**Records for the exercise:**

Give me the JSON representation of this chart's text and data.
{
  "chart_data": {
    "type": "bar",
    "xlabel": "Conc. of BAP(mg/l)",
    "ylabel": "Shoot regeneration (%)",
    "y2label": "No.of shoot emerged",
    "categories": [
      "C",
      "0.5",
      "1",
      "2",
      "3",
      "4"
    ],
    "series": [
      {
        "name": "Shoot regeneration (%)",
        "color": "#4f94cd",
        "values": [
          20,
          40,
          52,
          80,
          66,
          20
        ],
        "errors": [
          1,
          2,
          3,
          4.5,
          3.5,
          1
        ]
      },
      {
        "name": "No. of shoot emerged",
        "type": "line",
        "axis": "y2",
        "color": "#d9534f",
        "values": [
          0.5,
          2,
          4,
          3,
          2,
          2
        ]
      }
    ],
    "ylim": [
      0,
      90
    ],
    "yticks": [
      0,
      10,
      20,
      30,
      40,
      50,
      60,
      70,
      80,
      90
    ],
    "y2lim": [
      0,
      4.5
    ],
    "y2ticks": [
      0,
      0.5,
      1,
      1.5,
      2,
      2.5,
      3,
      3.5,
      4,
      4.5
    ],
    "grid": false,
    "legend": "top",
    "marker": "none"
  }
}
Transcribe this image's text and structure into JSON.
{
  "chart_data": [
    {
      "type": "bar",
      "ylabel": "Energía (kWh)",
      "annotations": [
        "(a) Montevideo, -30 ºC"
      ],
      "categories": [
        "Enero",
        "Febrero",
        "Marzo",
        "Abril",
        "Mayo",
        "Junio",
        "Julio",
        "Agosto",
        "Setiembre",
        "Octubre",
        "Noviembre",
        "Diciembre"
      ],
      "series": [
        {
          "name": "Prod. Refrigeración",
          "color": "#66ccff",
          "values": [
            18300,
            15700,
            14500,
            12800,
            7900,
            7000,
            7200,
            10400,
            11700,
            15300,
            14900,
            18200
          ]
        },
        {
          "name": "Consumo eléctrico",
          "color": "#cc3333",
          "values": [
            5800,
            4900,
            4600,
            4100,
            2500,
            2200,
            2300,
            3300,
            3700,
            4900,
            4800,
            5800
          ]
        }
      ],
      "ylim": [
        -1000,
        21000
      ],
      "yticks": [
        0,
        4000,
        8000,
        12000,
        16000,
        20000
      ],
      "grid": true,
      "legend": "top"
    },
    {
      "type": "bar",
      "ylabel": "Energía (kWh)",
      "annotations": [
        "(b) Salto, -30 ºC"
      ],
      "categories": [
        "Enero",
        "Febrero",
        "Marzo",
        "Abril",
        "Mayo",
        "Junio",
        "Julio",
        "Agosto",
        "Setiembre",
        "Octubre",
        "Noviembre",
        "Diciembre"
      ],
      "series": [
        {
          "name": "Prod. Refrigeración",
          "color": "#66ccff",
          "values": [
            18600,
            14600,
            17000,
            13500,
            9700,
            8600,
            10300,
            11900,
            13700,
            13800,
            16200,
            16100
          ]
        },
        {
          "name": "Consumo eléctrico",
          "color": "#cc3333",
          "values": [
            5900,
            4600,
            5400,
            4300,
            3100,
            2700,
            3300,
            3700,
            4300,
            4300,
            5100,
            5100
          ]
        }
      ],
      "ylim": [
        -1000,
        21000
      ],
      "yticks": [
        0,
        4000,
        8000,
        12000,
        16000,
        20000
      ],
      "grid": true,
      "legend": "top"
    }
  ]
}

**Work instructions:**
Write out the entries above word for word.

**Full output:**
Give me the JSON representation of this chart's text and data.
{
  "chart_data": {
    "type": "bar",
    "xlabel": "Conc. of BAP(mg/l)",
    "ylabel": "Shoot regeneration (%)",
    "y2label": "No.of shoot emerged",
    "categories": [
      "C",
      "0.5",
      "1",
      "2",
      "3",
      "4"
    ],
    "series": [
      {
        "name": "Shoot regeneration (%)",
        "color": "#4f94cd",
        "values": [
          20,
          40,
          52,
          80,
          66,
          20
        ],
        "errors": [
          1,
          2,
          3,
          4.5,
          3.5,
          1
        ]
      },
      {
        "name": "No. of shoot emerged",
        "type": "line",
        "axis": "y2",
        "color": "#d9534f",
        "values": [
          0.5,
          2,
          4,
          3,
          2,
          2
        ]
      }
    ],
    "ylim": [
      0,
      90
    ],
    "yticks": [
      0,
      10,
      20,
      30,
      40,
      50,
      60,
      70,
      80,
      90
    ],
    "y2lim": [
      0,
      4.5
    ],
    "y2ticks": [
      0,
      0.5,
      1,
      1.5,
      2,
      2.5,
      3,
      3.5,
      4,
      4.5
    ],
    "grid": false,
    "legend": "top",
    "marker": "none"
  }
}
Transcribe this image's text and structure into JSON.
{
  "chart_data": [
    {
      "type": "bar",
      "ylabel": "Energía (kWh)",
      "annotations": [
        "(a) Montevideo, -30 ºC"
      ],
      "categories": [
        "Enero",
        "Febrero",
        "Marzo",
        "Abril",
        "Mayo",
        "Junio",
        "Julio",
        "Agosto",
        "Setiembre",
        "Octubre",
        "Noviembre",
        "Diciembre"
      ],
      "series": [
        {
          "name": "Prod. Refrigeración",
          "color": "#66ccff",
          "values": [
            18300,
            15700,
            14500,
            12800,
            7900,
            7000,
            7200,
            10400,
            11700,
            15300,
            14900,
            18200
          ]
        },
        {
          "name": "Consumo eléctrico",
          "color": "#cc3333",
          "values": [
            5800,
            4900,
            4600,
            4100,
            2500,
            2200,
            2300,
            3300,
            3700,
            4900,
            4800,
            5800
          ]
        }
      ],
      "ylim": [
        -1000,
        21000
      ],
      "yticks": [
        0,
        4000,
        8000,
        12000,
        16000,
        20000
      ],
      "grid": true,
      "legend": "top"
    },
    {
      "type": "bar",
      "ylabel": "Energía (kWh)",
      "annotations": [
        "(b) Salto, -30 ºC"
      ],
      "categories": [
        "Enero",
        "Febrero",
        "Marzo",
        "Abril",
        "Mayo",
        "Junio",
        "Julio",
        "Agosto",
        "Setiembre",
        "Octubre",
        "Noviembre",
        "Diciembre"
      ],
      "series": [
        {
          "name": "Prod. Refrigeración",
          "color": "#66ccff",
          "values": [
            18600,
            14600,
            17000,
            13500,
            9700,
            8600,
            10300,
            11900,
            13700,
            13800,
            16200,
            16100
          ]
        },
        {
          "name": "Consumo eléctrico",
          "color": "#cc3333",
          "values": [
            5900,
            4600,
            5400,
            4300,
            3100,
            2700,
            3300,
            3700,
            4300,
            4300,
            5100,
            5100
          ]
        }
      ],
      "ylim": [
        -1000,
        21000
      ],
      "yticks": [
        0,
        4000,
        8000,
        12000,
        16000,
        20000
      ],
      "grid": true,
      "legend": "top"
    }
  ]
}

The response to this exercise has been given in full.